**Exercise inputs:**
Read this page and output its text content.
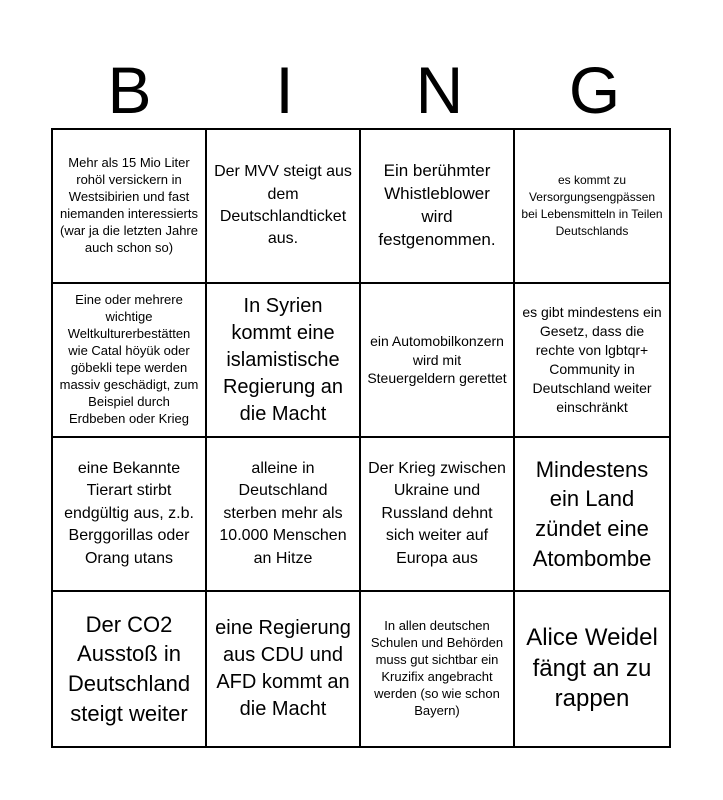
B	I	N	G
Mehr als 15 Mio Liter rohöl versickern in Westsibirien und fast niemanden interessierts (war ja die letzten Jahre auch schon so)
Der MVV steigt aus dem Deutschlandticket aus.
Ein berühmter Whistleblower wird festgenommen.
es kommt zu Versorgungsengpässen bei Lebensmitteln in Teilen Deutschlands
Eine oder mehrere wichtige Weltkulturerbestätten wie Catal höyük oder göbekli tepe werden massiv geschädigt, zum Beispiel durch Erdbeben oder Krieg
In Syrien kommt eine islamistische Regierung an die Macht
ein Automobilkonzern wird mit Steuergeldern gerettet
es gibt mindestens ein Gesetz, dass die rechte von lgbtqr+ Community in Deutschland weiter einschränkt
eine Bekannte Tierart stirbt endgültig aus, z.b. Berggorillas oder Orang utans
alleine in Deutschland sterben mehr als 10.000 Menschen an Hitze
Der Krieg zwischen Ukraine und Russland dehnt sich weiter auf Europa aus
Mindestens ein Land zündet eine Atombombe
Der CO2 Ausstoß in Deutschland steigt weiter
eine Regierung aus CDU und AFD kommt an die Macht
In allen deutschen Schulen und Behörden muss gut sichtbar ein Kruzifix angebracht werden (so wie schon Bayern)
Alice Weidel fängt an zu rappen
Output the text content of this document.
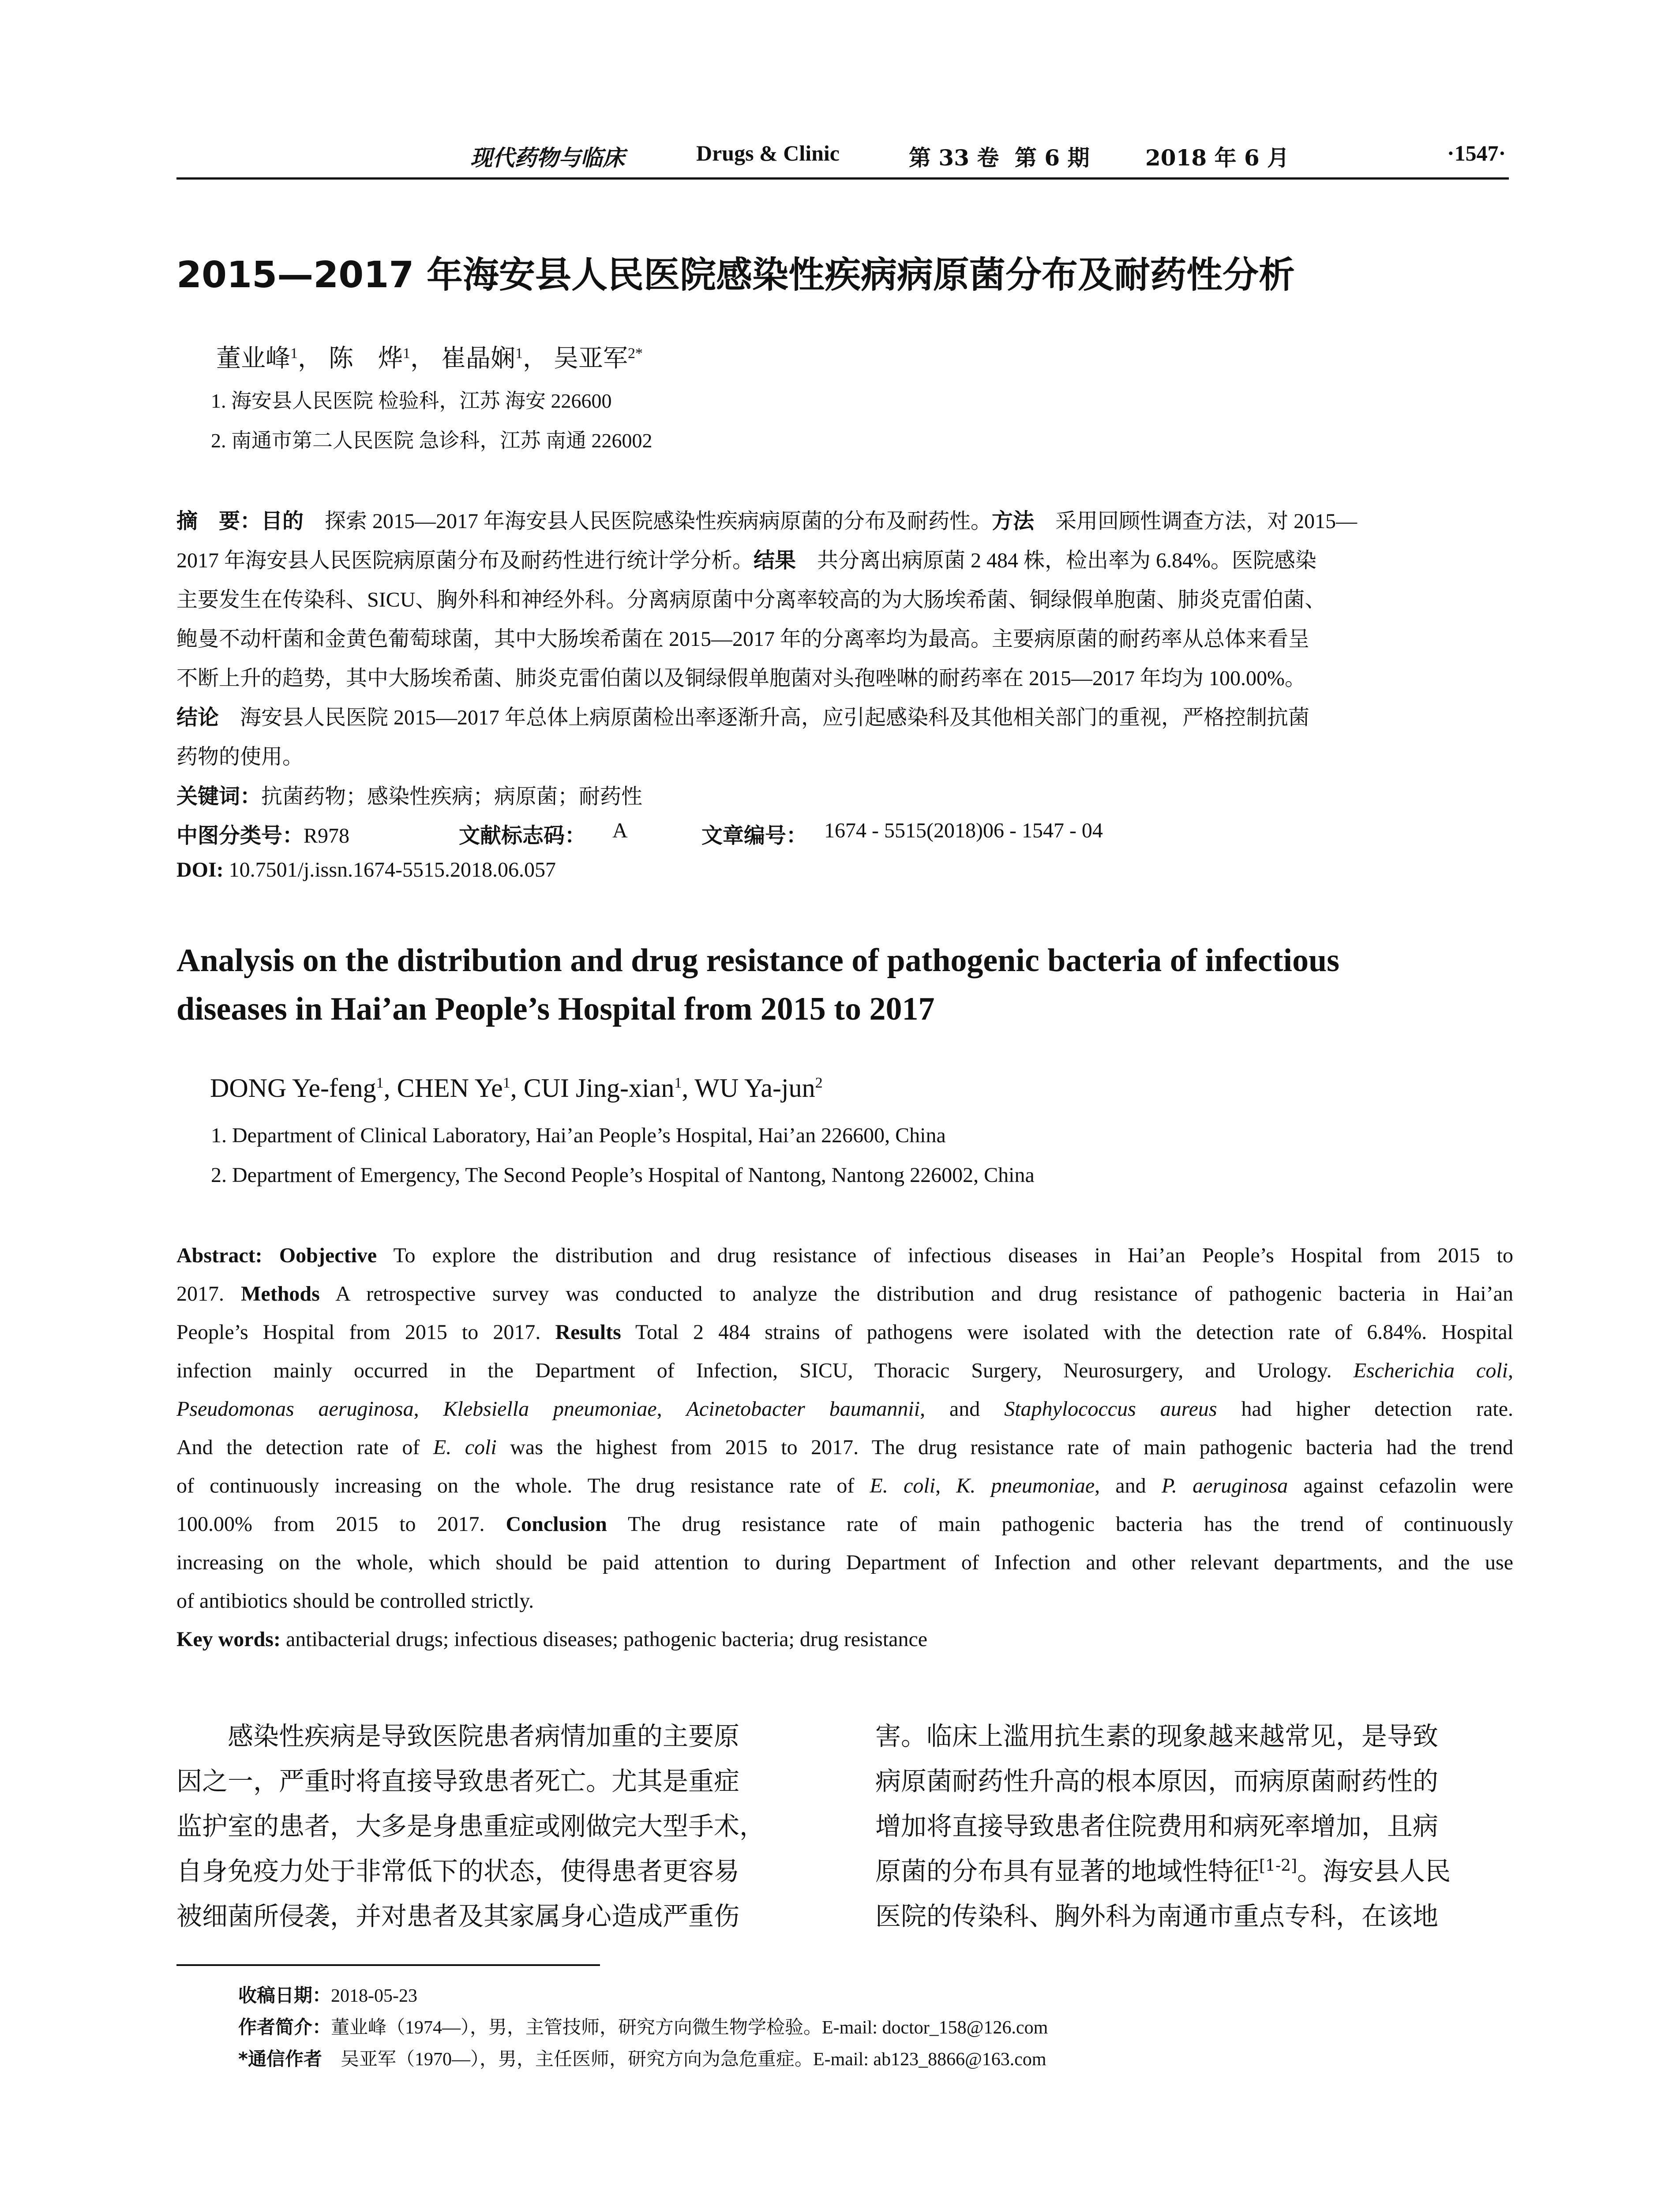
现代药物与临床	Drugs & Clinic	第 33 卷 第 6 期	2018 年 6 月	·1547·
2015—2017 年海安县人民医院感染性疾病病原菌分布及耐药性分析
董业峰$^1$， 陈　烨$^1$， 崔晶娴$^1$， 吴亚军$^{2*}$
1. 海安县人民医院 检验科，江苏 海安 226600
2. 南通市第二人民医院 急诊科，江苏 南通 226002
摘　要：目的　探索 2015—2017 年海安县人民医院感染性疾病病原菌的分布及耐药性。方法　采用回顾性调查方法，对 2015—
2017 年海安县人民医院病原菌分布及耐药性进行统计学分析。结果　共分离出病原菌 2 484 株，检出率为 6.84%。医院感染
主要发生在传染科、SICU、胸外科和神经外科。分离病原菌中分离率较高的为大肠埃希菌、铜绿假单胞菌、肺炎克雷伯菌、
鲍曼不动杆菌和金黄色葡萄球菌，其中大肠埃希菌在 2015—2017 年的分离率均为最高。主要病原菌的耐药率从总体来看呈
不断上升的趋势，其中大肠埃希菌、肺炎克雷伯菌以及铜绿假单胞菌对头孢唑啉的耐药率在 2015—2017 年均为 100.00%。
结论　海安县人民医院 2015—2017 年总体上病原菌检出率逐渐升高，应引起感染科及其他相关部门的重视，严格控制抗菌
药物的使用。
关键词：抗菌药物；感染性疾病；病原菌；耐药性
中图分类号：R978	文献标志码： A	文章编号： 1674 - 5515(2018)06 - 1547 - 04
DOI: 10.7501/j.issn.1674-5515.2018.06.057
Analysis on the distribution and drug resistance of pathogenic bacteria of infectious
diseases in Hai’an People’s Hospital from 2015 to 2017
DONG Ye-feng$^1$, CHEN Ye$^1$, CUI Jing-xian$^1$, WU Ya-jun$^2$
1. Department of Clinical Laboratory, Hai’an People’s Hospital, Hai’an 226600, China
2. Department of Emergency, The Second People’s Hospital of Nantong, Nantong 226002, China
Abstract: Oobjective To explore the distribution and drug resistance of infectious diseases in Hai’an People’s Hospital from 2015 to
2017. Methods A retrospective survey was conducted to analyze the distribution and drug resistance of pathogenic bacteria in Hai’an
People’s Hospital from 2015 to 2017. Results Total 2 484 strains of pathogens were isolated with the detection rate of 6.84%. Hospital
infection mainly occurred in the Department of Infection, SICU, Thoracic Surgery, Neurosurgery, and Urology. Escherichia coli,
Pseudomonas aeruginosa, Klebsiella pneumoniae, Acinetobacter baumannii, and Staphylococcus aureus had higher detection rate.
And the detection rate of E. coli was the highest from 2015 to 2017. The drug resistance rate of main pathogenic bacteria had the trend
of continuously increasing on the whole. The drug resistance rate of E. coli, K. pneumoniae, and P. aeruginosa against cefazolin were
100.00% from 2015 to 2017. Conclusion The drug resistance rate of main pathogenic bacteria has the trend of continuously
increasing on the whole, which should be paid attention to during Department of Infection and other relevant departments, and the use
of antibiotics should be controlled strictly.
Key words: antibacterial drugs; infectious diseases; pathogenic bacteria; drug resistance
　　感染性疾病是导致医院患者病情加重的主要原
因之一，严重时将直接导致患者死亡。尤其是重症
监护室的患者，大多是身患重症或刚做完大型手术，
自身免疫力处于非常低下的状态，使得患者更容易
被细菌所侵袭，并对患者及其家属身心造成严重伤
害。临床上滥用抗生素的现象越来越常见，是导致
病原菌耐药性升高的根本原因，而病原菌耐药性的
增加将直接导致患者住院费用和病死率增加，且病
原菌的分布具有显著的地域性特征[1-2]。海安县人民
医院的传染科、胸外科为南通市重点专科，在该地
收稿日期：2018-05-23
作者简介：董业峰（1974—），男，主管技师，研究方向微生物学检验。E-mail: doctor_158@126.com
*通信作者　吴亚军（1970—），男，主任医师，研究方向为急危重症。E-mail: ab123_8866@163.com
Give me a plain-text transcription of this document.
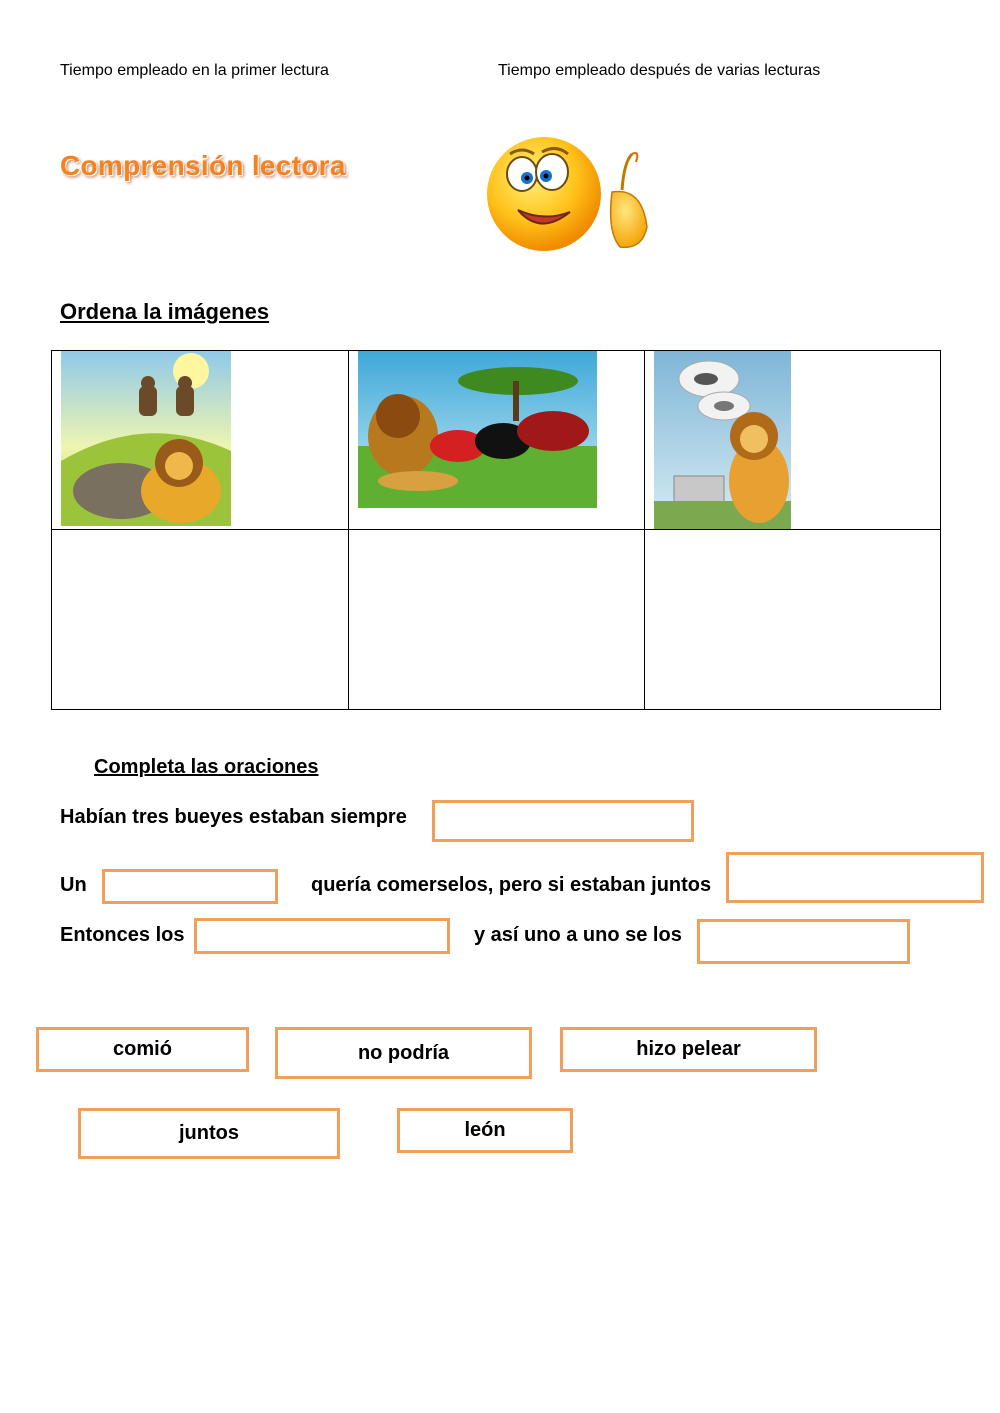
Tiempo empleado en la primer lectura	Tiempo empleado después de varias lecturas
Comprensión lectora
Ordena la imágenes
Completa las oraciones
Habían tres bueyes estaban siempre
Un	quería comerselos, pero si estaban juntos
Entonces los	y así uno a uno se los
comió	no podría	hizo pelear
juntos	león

**Exercise instructions:**
Show each line in the entries that holds the string "increasing".

**Completed exercise:**
of continuously increasing on the whole. The drug resistance rate of E. coli, K. pneumoniae, and P. aeruginosa against cefazolin were
increasing on the whole, which should be paid attention to during Department of Infection and other relevant departments, and the use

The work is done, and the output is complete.